§ **Input material**:
>>

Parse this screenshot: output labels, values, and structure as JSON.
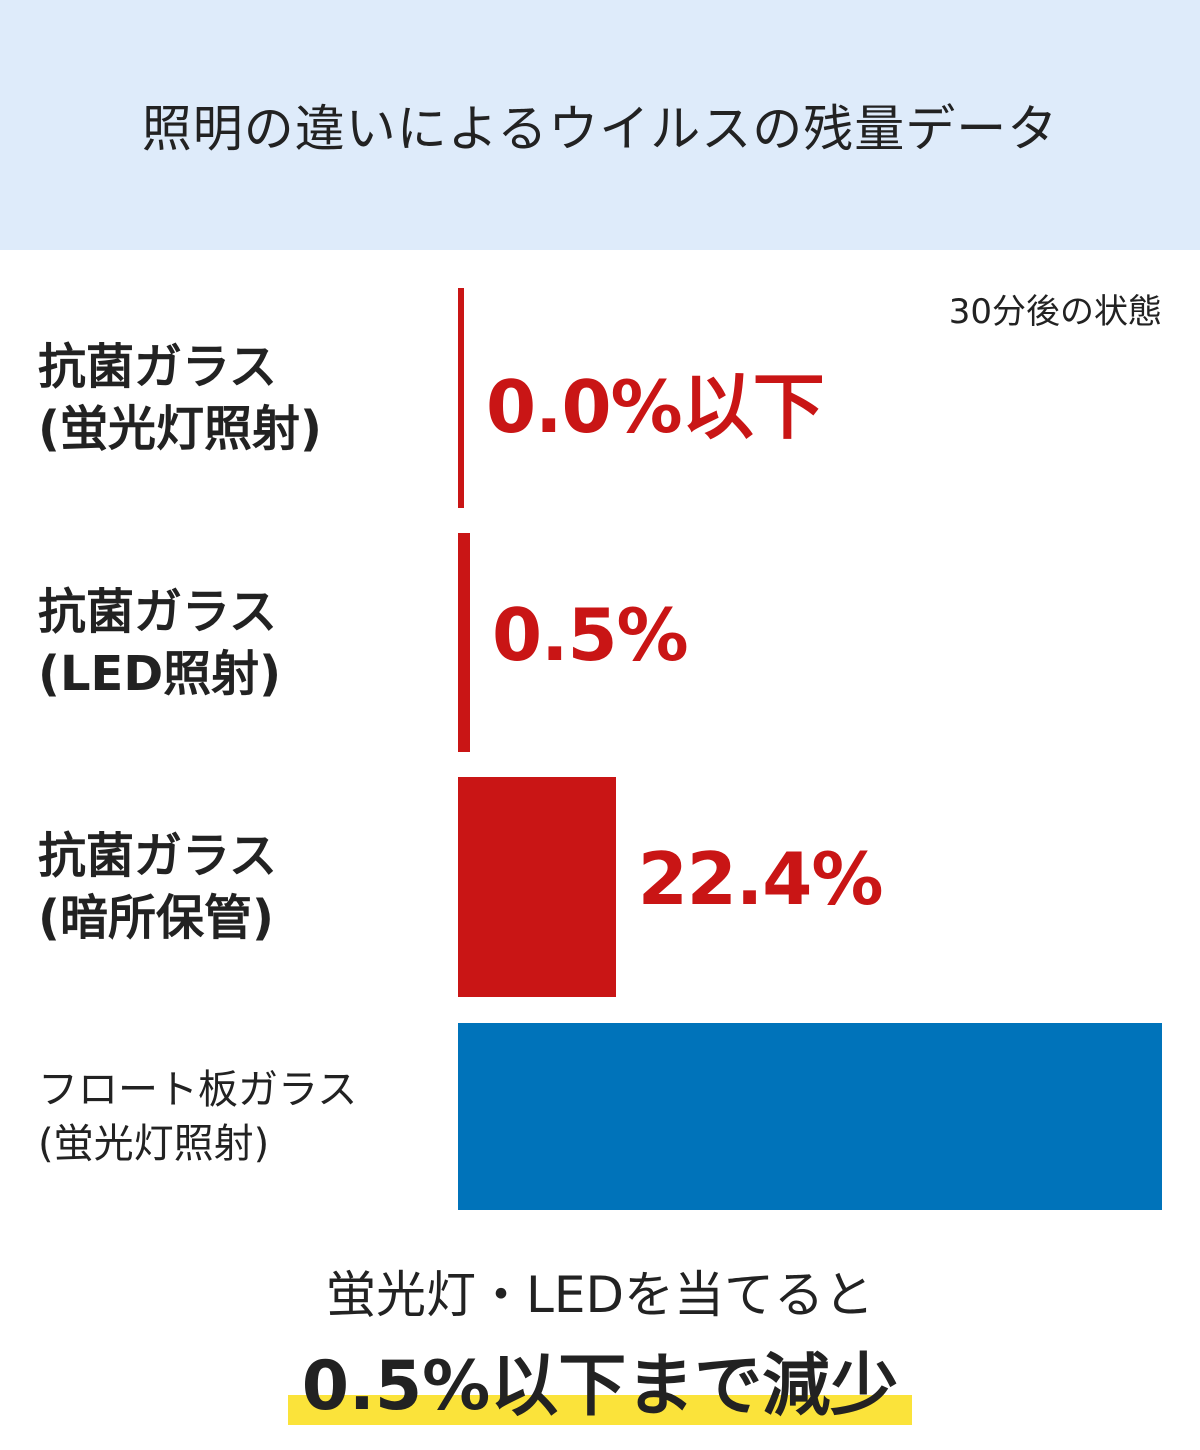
{
  "title": "照明の違いによるウイルスの残量データ",
  "colors": {
    "header_bg": "#deebfa",
    "antibacterial": "#c91515",
    "float": "#0073ba",
    "highlight": "#fbe33a"
  },
  "chart_data": {
    "type": "bar",
    "orientation": "horizontal",
    "title": "照明の違いによるウイルスの残量データ",
    "note": "30分後の状態",
    "categories": [
      [
        "抗菌ガラス",
        "(蛍光灯照射)"
      ],
      [
        "抗菌ガラス",
        "(LED照射)"
      ],
      [
        "抗菌ガラス",
        "(暗所保管)"
      ],
      [
        "フロート板ガラス",
        "(蛍光灯照射)"
      ]
    ],
    "values": [
      0.0,
      0.5,
      22.4,
      100
    ],
    "value_labels": [
      "0.0%以下",
      "0.5%",
      "22.4%",
      ""
    ],
    "xlim": [
      0,
      100
    ],
    "grid": false
  },
  "summary": {
    "line1": "蛍光灯・LEDを当てると",
    "line2": "0.5%以下まで減少"
  }
}
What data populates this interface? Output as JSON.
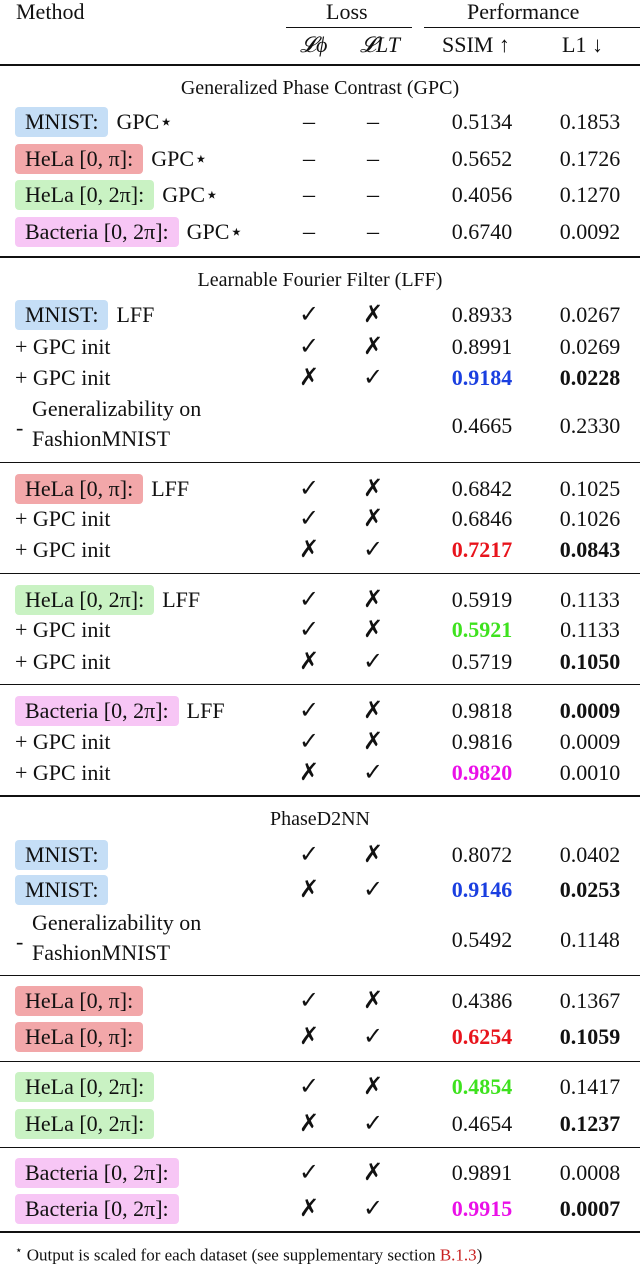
{
  "header": {
    "method": "Method",
    "loss": "Loss",
    "performance": "Performance",
    "loss_phi": "𝓛ϕ",
    "loss_lt": "𝓛LT",
    "ssim": "SSIM ↑",
    "l1": "L1 ↓"
  },
  "marks": {
    "check": "✓",
    "cross": "✗",
    "dash": "–"
  },
  "colors": {
    "blue_highlight": "#c5def6",
    "red_highlight": "#f2a7a9",
    "green_highlight": "#c9f2c3",
    "pink_highlight": "#f7c6f5",
    "best_blue": "#1a3fe0",
    "best_red": "#e8141c",
    "best_green": "#3ee21e",
    "best_magenta": "#ea10e8",
    "link_red": "#c81e1e"
  },
  "sections": {
    "gpc": "Generalized Phase Contrast (GPC)",
    "lff": "Learnable Fourier Filter (LFF)",
    "d2nn": "PhaseD2NN"
  },
  "gpc_rows": [
    {
      "dataset": "MNIST:",
      "method": "GPC⋆",
      "loss_phi": "–",
      "loss_lt": "–",
      "ssim": "0.5134",
      "l1": "0.1853"
    },
    {
      "dataset": "HeLa [0, π]:",
      "method": "GPC⋆",
      "loss_phi": "–",
      "loss_lt": "–",
      "ssim": "0.5652",
      "l1": "0.1726"
    },
    {
      "dataset": "HeLa [0, 2π]:",
      "method": "GPC⋆",
      "loss_phi": "–",
      "loss_lt": "–",
      "ssim": "0.4056",
      "l1": "0.1270"
    },
    {
      "dataset": "Bacteria [0, 2π]:",
      "method": "GPC⋆",
      "loss_phi": "–",
      "loss_lt": "–",
      "ssim": "0.6740",
      "l1": "0.0092"
    }
  ],
  "lff_rows": [
    {
      "dataset": "MNIST:",
      "method": "LFF",
      "loss_phi": "✓",
      "loss_lt": "✗",
      "ssim": "0.8933",
      "l1": "0.0267"
    },
    {
      "method": "+ GPC init",
      "loss_phi": "✓",
      "loss_lt": "✗",
      "ssim": "0.8991",
      "l1": "0.0269"
    },
    {
      "method": "+ GPC init",
      "loss_phi": "✗",
      "loss_lt": "✓",
      "ssim": "0.9184",
      "l1": "0.0228"
    },
    {
      "method_line1": "Generalizability on",
      "method_line2": "FashionMNIST",
      "prefix": "-",
      "ssim": "0.4665",
      "l1": "0.2330"
    },
    {
      "dataset": "HeLa [0, π]:",
      "method": "LFF",
      "loss_phi": "✓",
      "loss_lt": "✗",
      "ssim": "0.6842",
      "l1": "0.1025"
    },
    {
      "method": "+ GPC init",
      "loss_phi": "✓",
      "loss_lt": "✗",
      "ssim": "0.6846",
      "l1": "0.1026"
    },
    {
      "method": "+ GPC init",
      "loss_phi": "✗",
      "loss_lt": "✓",
      "ssim": "0.7217",
      "l1": "0.0843"
    },
    {
      "dataset": "HeLa [0, 2π]:",
      "method": "LFF",
      "loss_phi": "✓",
      "loss_lt": "✗",
      "ssim": "0.5919",
      "l1": "0.1133"
    },
    {
      "method": "+ GPC init",
      "loss_phi": "✓",
      "loss_lt": "✗",
      "ssim": "0.5921",
      "l1": "0.1133"
    },
    {
      "method": "+ GPC init",
      "loss_phi": "✗",
      "loss_lt": "✓",
      "ssim": "0.5719",
      "l1": "0.1050"
    },
    {
      "dataset": "Bacteria [0, 2π]:",
      "method": "LFF",
      "loss_phi": "✓",
      "loss_lt": "✗",
      "ssim": "0.9818",
      "l1": "0.0009"
    },
    {
      "method": "+ GPC init",
      "loss_phi": "✓",
      "loss_lt": "✗",
      "ssim": "0.9816",
      "l1": "0.0009"
    },
    {
      "method": "+ GPC init",
      "loss_phi": "✗",
      "loss_lt": "✓",
      "ssim": "0.9820",
      "l1": "0.0010"
    }
  ],
  "d2nn_rows": [
    {
      "dataset": "MNIST:",
      "loss_phi": "✓",
      "loss_lt": "✗",
      "ssim": "0.8072",
      "l1": "0.0402"
    },
    {
      "dataset": "MNIST:",
      "loss_phi": "✗",
      "loss_lt": "✓",
      "ssim": "0.9146",
      "l1": "0.0253"
    },
    {
      "method_line1": "Generalizability on",
      "method_line2": "FashionMNIST",
      "prefix": "-",
      "ssim": "0.5492",
      "l1": "0.1148"
    },
    {
      "dataset": "HeLa [0, π]:",
      "loss_phi": "✓",
      "loss_lt": "✗",
      "ssim": "0.4386",
      "l1": "0.1367"
    },
    {
      "dataset": "HeLa [0, π]:",
      "loss_phi": "✗",
      "loss_lt": "✓",
      "ssim": "0.6254",
      "l1": "0.1059"
    },
    {
      "dataset": "HeLa [0, 2π]:",
      "loss_phi": "✓",
      "loss_lt": "✗",
      "ssim": "0.4854",
      "l1": "0.1417"
    },
    {
      "dataset": "HeLa [0, 2π]:",
      "loss_phi": "✗",
      "loss_lt": "✓",
      "ssim": "0.4654",
      "l1": "0.1237"
    },
    {
      "dataset": "Bacteria [0, 2π]:",
      "loss_phi": "✓",
      "loss_lt": "✗",
      "ssim": "0.9891",
      "l1": "0.0008"
    },
    {
      "dataset": "Bacteria [0, 2π]:",
      "loss_phi": "✗",
      "loss_lt": "✓",
      "ssim": "0.9915",
      "l1": "0.0007"
    }
  ],
  "footnote": {
    "star": "⋆",
    "text": "Output is scaled for each dataset (see supplementary section ",
    "link": "B.1.3",
    "close": ")"
  }
}
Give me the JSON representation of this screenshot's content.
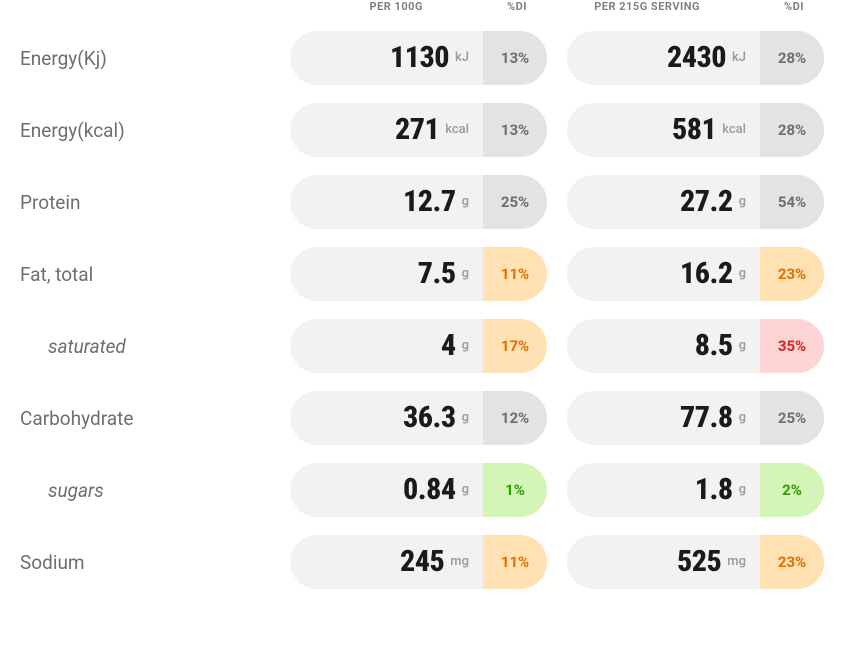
{
  "colors": {
    "background": "#ffffff",
    "pill_bg": "#f2f2f2",
    "label": "#6e6e6e",
    "value": "#1a1a1a",
    "unit": "#9a9a9a",
    "header": "#808080",
    "di_neutral_bg": "#e3e3e3",
    "di_neutral_fg": "#6e6e6e",
    "di_amber_bg": "#ffe1b3",
    "di_amber_fg": "#e96b00",
    "di_red_bg": "#ffd4d4",
    "di_red_fg": "#d62222",
    "di_green_bg": "#d3f5b8",
    "di_green_fg": "#2f9e00"
  },
  "headers": {
    "per100": "PER 100G",
    "perServing": "PER 215G SERVING",
    "di": "%DI"
  },
  "rows": [
    {
      "id": "energy-kj",
      "label": "Energy(Kj)",
      "indented": false,
      "per100": {
        "value": "1130",
        "unit": "kJ",
        "di": "13%",
        "di_class": "neutral"
      },
      "perServing": {
        "value": "2430",
        "unit": "kJ",
        "di": "28%",
        "di_class": "neutral"
      }
    },
    {
      "id": "energy-kcal",
      "label": "Energy(kcal)",
      "indented": false,
      "per100": {
        "value": "271",
        "unit": "kcal",
        "di": "13%",
        "di_class": "neutral"
      },
      "perServing": {
        "value": "581",
        "unit": "kcal",
        "di": "28%",
        "di_class": "neutral"
      }
    },
    {
      "id": "protein",
      "label": "Protein",
      "indented": false,
      "per100": {
        "value": "12.7",
        "unit": "g",
        "di": "25%",
        "di_class": "neutral"
      },
      "perServing": {
        "value": "27.2",
        "unit": "g",
        "di": "54%",
        "di_class": "neutral"
      }
    },
    {
      "id": "fat-total",
      "label": "Fat, total",
      "indented": false,
      "per100": {
        "value": "7.5",
        "unit": "g",
        "di": "11%",
        "di_class": "amber"
      },
      "perServing": {
        "value": "16.2",
        "unit": "g",
        "di": "23%",
        "di_class": "amber"
      }
    },
    {
      "id": "saturated",
      "label": "saturated",
      "indented": true,
      "per100": {
        "value": "4",
        "unit": "g",
        "di": "17%",
        "di_class": "amber"
      },
      "perServing": {
        "value": "8.5",
        "unit": "g",
        "di": "35%",
        "di_class": "red"
      }
    },
    {
      "id": "carbohydrate",
      "label": "Carbohydrate",
      "indented": false,
      "per100": {
        "value": "36.3",
        "unit": "g",
        "di": "12%",
        "di_class": "neutral"
      },
      "perServing": {
        "value": "77.8",
        "unit": "g",
        "di": "25%",
        "di_class": "neutral"
      }
    },
    {
      "id": "sugars",
      "label": "sugars",
      "indented": true,
      "per100": {
        "value": "0.84",
        "unit": "g",
        "di": "1%",
        "di_class": "green"
      },
      "perServing": {
        "value": "1.8",
        "unit": "g",
        "di": "2%",
        "di_class": "green"
      }
    },
    {
      "id": "sodium",
      "label": "Sodium",
      "indented": false,
      "per100": {
        "value": "245",
        "unit": "mg",
        "di": "11%",
        "di_class": "amber"
      },
      "perServing": {
        "value": "525",
        "unit": "mg",
        "di": "23%",
        "di_class": "amber"
      }
    }
  ]
}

<<

§ **Your objective**: In the records above, find the lines containing "this" and copy them.

§ **Result**:
Parse this screenshot: output labels, values, and structure as JSON.
What data populates this interface? Output as JSON.
Give me the JSON representation of this screenshot's content.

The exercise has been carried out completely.